- [What you will do]:
Can you restate the records below word for word?

━━━━━ Data

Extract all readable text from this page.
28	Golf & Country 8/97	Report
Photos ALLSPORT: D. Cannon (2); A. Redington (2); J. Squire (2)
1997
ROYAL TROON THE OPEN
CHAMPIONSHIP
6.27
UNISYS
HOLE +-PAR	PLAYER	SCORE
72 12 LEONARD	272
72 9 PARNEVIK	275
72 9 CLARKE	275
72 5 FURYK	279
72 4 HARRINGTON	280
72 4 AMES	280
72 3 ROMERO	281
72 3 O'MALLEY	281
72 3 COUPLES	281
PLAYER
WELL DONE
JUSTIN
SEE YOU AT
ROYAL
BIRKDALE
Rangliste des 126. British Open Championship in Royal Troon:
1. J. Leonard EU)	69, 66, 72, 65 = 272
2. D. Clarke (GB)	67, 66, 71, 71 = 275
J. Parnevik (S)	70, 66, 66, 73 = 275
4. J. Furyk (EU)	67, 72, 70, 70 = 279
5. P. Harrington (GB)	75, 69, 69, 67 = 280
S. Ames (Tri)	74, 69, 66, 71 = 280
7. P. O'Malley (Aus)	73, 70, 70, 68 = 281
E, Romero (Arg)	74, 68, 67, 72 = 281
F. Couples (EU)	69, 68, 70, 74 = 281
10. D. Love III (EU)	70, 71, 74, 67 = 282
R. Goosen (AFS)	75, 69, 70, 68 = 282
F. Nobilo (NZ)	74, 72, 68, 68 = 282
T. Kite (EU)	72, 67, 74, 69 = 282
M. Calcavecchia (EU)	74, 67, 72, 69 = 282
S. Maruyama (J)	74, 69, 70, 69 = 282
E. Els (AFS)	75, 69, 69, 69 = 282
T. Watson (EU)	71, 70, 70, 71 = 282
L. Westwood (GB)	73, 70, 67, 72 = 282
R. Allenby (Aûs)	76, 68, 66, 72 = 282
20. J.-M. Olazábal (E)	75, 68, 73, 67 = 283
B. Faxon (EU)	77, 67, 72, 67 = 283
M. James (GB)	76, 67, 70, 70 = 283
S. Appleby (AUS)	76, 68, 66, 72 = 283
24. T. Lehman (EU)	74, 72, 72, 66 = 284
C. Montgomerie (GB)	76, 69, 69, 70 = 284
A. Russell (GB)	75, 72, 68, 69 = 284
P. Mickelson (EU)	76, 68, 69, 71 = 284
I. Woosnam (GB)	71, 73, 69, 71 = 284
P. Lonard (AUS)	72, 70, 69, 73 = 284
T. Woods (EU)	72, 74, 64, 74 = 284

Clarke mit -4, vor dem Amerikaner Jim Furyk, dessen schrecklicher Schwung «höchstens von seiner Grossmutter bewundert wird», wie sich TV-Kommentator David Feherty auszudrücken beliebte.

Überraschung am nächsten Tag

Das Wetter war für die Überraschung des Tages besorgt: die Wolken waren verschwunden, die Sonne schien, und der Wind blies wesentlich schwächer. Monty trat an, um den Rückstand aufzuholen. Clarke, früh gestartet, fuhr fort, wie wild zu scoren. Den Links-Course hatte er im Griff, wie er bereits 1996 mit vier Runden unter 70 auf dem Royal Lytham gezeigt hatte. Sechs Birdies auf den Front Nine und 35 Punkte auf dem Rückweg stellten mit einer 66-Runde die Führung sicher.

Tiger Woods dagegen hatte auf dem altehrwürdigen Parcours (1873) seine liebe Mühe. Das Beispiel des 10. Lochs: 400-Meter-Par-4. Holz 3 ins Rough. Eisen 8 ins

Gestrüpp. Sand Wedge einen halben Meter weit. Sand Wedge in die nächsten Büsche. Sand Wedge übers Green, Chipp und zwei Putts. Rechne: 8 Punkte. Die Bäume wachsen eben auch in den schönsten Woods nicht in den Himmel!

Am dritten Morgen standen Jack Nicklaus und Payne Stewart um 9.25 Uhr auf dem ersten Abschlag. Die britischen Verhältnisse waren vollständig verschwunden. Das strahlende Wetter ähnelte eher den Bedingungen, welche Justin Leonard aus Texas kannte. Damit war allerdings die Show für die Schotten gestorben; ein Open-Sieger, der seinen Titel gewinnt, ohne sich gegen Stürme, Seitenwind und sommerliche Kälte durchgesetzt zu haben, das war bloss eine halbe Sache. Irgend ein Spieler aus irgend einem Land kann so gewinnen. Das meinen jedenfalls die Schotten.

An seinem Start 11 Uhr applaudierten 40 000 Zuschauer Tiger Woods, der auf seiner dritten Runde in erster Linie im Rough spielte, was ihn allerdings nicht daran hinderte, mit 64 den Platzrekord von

━━━━━━━━━━

- [Full output]:
Extract all readable text from this page.
28	Golf & Country 8/97	Report
Photos ALLSPORT: D. Cannon (2); A. Redington (2); J. Squire (2)
1997
ROYAL TROON THE OPEN
CHAMPIONSHIP
6.27
UNISYS
HOLE +-PAR	PLAYER	SCORE
72 12 LEONARD	272
72 9 PARNEVIK	275
72 9 CLARKE	275
72 5 FURYK	279
72 4 HARRINGTON	280
72 4 AMES	280
72 3 ROMERO	281
72 3 O'MALLEY	281
72 3 COUPLES	281
PLAYER
WELL DONE
JUSTIN
SEE YOU AT
ROYAL
BIRKDALE
Rangliste des 126. British Open Championship in Royal Troon:
1. J. Leonard EU)	69, 66, 72, 65 = 272
2. D. Clarke (GB)	67, 66, 71, 71 = 275
J. Parnevik (S)	70, 66, 66, 73 = 275
4. J. Furyk (EU)	67, 72, 70, 70 = 279
5. P. Harrington (GB)	75, 69, 69, 67 = 280
S. Ames (Tri)	74, 69, 66, 71 = 280
7. P. O'Malley (Aus)	73, 70, 70, 68 = 281
E, Romero (Arg)	74, 68, 67, 72 = 281
F. Couples (EU)	69, 68, 70, 74 = 281
10. D. Love III (EU)	70, 71, 74, 67 = 282
R. Goosen (AFS)	75, 69, 70, 68 = 282
F. Nobilo (NZ)	74, 72, 68, 68 = 282
T. Kite (EU)	72, 67, 74, 69 = 282
M. Calcavecchia (EU)	74, 67, 72, 69 = 282
S. Maruyama (J)	74, 69, 70, 69 = 282
E. Els (AFS)	75, 69, 69, 69 = 282
T. Watson (EU)	71, 70, 70, 71 = 282
L. Westwood (GB)	73, 70, 67, 72 = 282
R. Allenby (Aûs)	76, 68, 66, 72 = 282
20. J.-M. Olazábal (E)	75, 68, 73, 67 = 283
B. Faxon (EU)	77, 67, 72, 67 = 283
M. James (GB)	76, 67, 70, 70 = 283
S. Appleby (AUS)	76, 68, 66, 72 = 283
24. T. Lehman (EU)	74, 72, 72, 66 = 284
C. Montgomerie (GB)	76, 69, 69, 70 = 284
A. Russell (GB)	75, 72, 68, 69 = 284
P. Mickelson (EU)	76, 68, 69, 71 = 284
I. Woosnam (GB)	71, 73, 69, 71 = 284
P. Lonard (AUS)	72, 70, 69, 73 = 284
T. Woods (EU)	72, 74, 64, 74 = 284

Clarke mit -4, vor dem Amerikaner Jim Furyk, dessen schrecklicher Schwung «höchstens von seiner Grossmutter bewundert wird», wie sich TV-Kommentator David Feherty auszudrücken beliebte.

Überraschung am nächsten Tag

Das Wetter war für die Überraschung des Tages besorgt: die Wolken waren verschwunden, die Sonne schien, und der Wind blies wesentlich schwächer. Monty trat an, um den Rückstand aufzuholen. Clarke, früh gestartet, fuhr fort, wie wild zu scoren. Den Links-Course hatte er im Griff, wie er bereits 1996 mit vier Runden unter 70 auf dem Royal Lytham gezeigt hatte. Sechs Birdies auf den Front Nine und 35 Punkte auf dem Rückweg stellten mit einer 66-Runde die Führung sicher.

Tiger Woods dagegen hatte auf dem altehrwürdigen Parcours (1873) seine liebe Mühe. Das Beispiel des 10. Lochs: 400-Meter-Par-4. Holz 3 ins Rough. Eisen 8 ins

Gestrüpp. Sand Wedge einen halben Meter weit. Sand Wedge in die nächsten Büsche. Sand Wedge übers Green, Chipp und zwei Putts. Rechne: 8 Punkte. Die Bäume wachsen eben auch in den schönsten Woods nicht in den Himmel!

Am dritten Morgen standen Jack Nicklaus und Payne Stewart um 9.25 Uhr auf dem ersten Abschlag. Die britischen Verhältnisse waren vollständig verschwunden. Das strahlende Wetter ähnelte eher den Bedingungen, welche Justin Leonard aus Texas kannte. Damit war allerdings die Show für die Schotten gestorben; ein Open-Sieger, der seinen Titel gewinnt, ohne sich gegen Stürme, Seitenwind und sommerliche Kälte durchgesetzt zu haben, das war bloss eine halbe Sache. Irgend ein Spieler aus irgend einem Land kann so gewinnen. Das meinen jedenfalls die Schotten.

An seinem Start 11 Uhr applaudierten 40 000 Zuschauer Tiger Woods, der auf seiner dritten Runde in erster Linie im Rough spielte, was ihn allerdings nicht daran hinderte, mit 64 den Platzrekord von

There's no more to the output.